> [OBJECTIVE]
Records follow. Pull out every line that contains "shirt".

[Dataset records]
+ + + +
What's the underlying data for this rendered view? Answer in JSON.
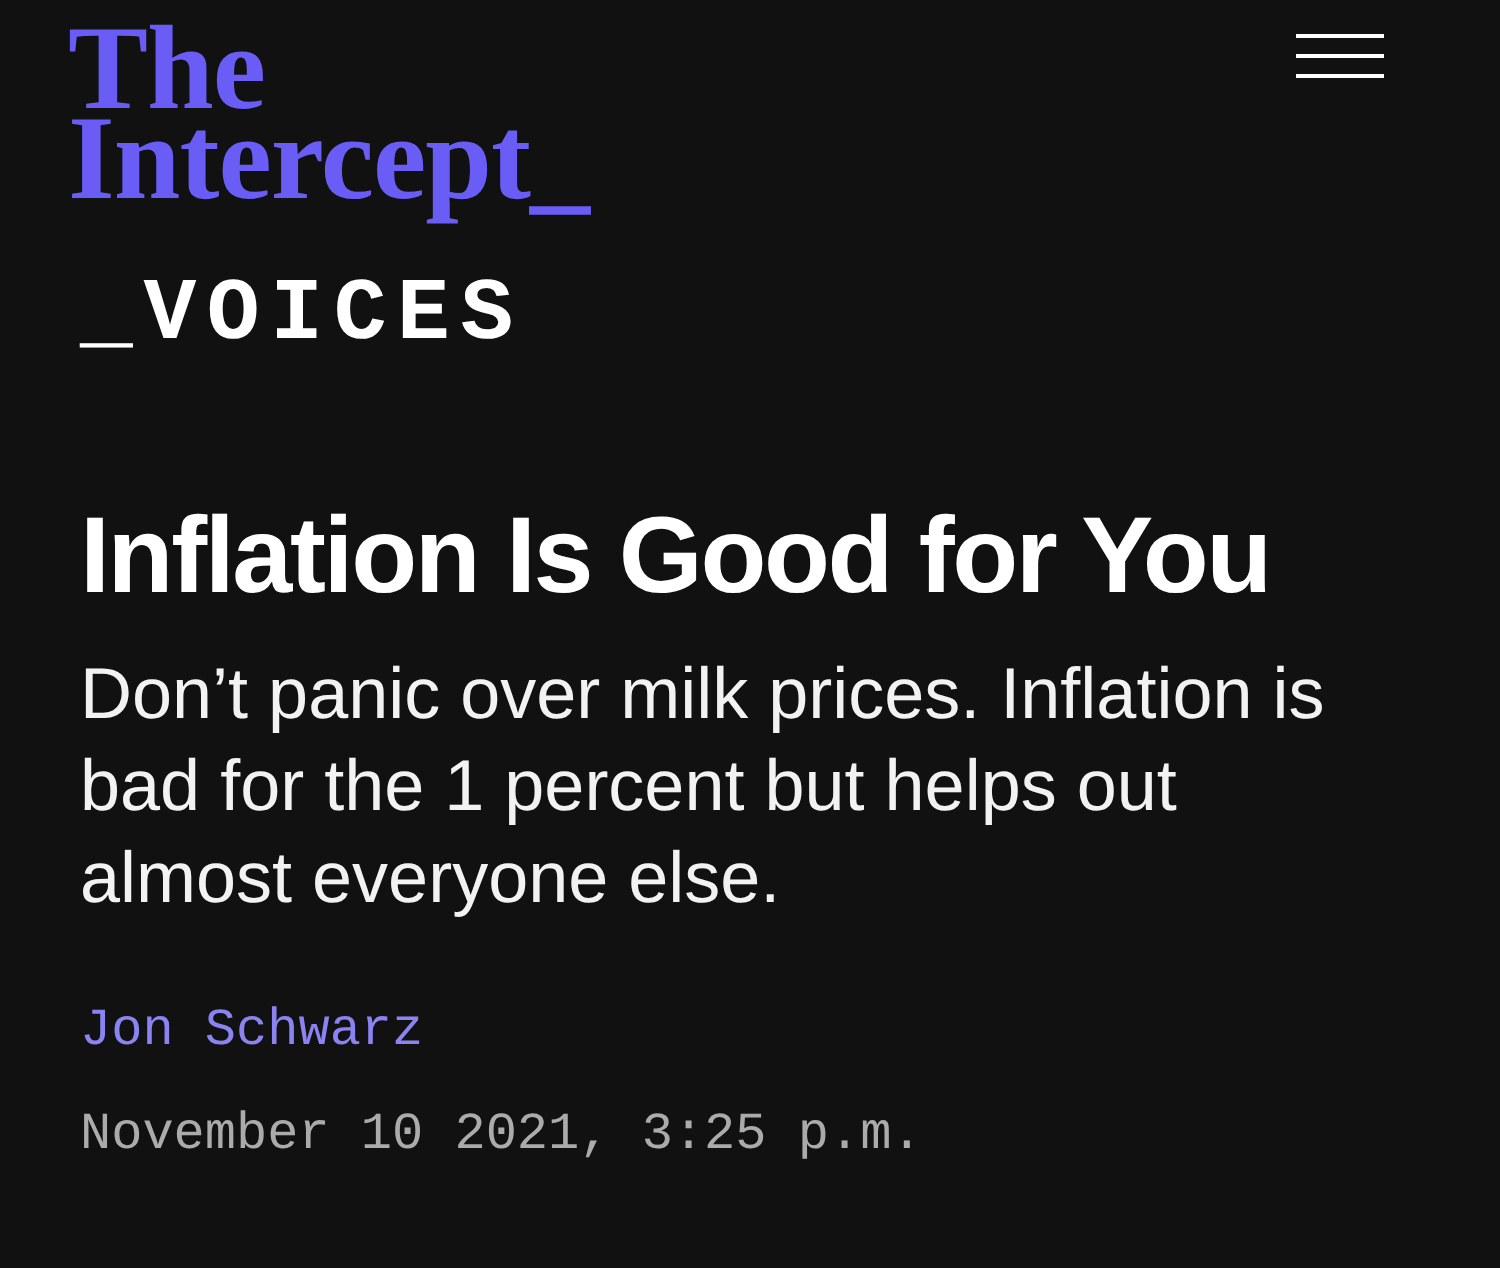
{
  "header": {
    "logo": "The Intercept_"
  },
  "section_label": "_VOICES",
  "article": {
    "title": "Inflation Is Good for You",
    "subtitle": "Don’t panic over milk prices. Inflation is bad for the 1 percent but helps out almost everyone else.",
    "author": "Jon Schwarz",
    "date": "November 10 2021, 3:25 p.m."
  }
}
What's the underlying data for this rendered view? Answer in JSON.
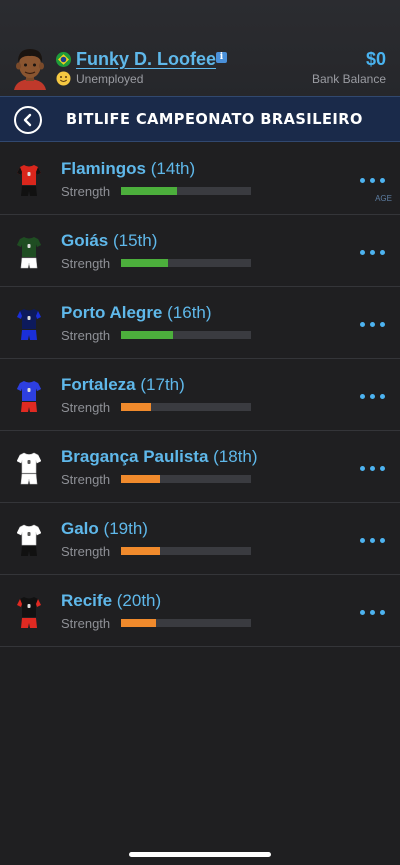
{
  "header": {
    "name": "Funky D. Loofee",
    "status": "Unemployed",
    "balance": "$0",
    "balance_label": "Bank Balance",
    "faint_text": "AGE"
  },
  "league": {
    "title": "BITLIFE CAMPEONATO BRASILEIRO"
  },
  "strength_label": "Strength",
  "teams": [
    {
      "name": "Flamingos",
      "rank": "(14th)",
      "strength": 0.43,
      "bar_color": "#4caf3c"
    },
    {
      "name": "Goiás",
      "rank": "(15th)",
      "strength": 0.36,
      "bar_color": "#4caf3c"
    },
    {
      "name": "Porto Alegre",
      "rank": "(16th)",
      "strength": 0.4,
      "bar_color": "#4caf3c"
    },
    {
      "name": "Fortaleza",
      "rank": "(17th)",
      "strength": 0.23,
      "bar_color": "#f08a2c"
    },
    {
      "name": "Bragança Paulista",
      "rank": "(18th)",
      "strength": 0.3,
      "bar_color": "#f08a2c"
    },
    {
      "name": "Galo",
      "rank": "(19th)",
      "strength": 0.3,
      "bar_color": "#f08a2c"
    },
    {
      "name": "Recife",
      "rank": "(20th)",
      "strength": 0.27,
      "bar_color": "#f08a2c"
    }
  ],
  "kits": [
    {
      "icon": "red-black-jersey-icon",
      "shirt": "#d9261c",
      "sleeve": "#111111",
      "shorts": "#111111"
    },
    {
      "icon": "green-white-jersey-icon",
      "shirt": "#1f4d22",
      "sleeve": "#1f4d22",
      "shorts": "#ffffff"
    },
    {
      "icon": "navy-blue-jersey-icon",
      "shirt": "#0d1a5c",
      "sleeve": "#1a2fd9",
      "shorts": "#1a2fd9"
    },
    {
      "icon": "blue-red-jersey-icon",
      "shirt": "#2d3fe0",
      "sleeve": "#2d3fe0",
      "shorts": "#e02a22"
    },
    {
      "icon": "white-jersey-icon",
      "shirt": "#ffffff",
      "sleeve": "#ffffff",
      "shorts": "#ffffff"
    },
    {
      "icon": "white-black-jersey-icon",
      "shirt": "#ffffff",
      "sleeve": "#ffffff",
      "shorts": "#111111"
    },
    {
      "icon": "black-red-jersey-icon",
      "shirt": "#111111",
      "sleeve": "#e02a22",
      "shorts": "#e02a22"
    }
  ],
  "colors": {
    "accent": "#5fb8ea",
    "background": "#1f1f21",
    "header_bar": "#1a2a4a"
  }
}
+ + + +
> [WRITTEN SOLUTION]
      "shirt": "#d9261c",
      "shirt": "#1f4d22",
      "shirt": "#0d1a5c",
      "shirt": "#2d3fe0",
      "shirt": "#ffffff",
      "shirt": "#ffffff",
      "shirt": "#111111",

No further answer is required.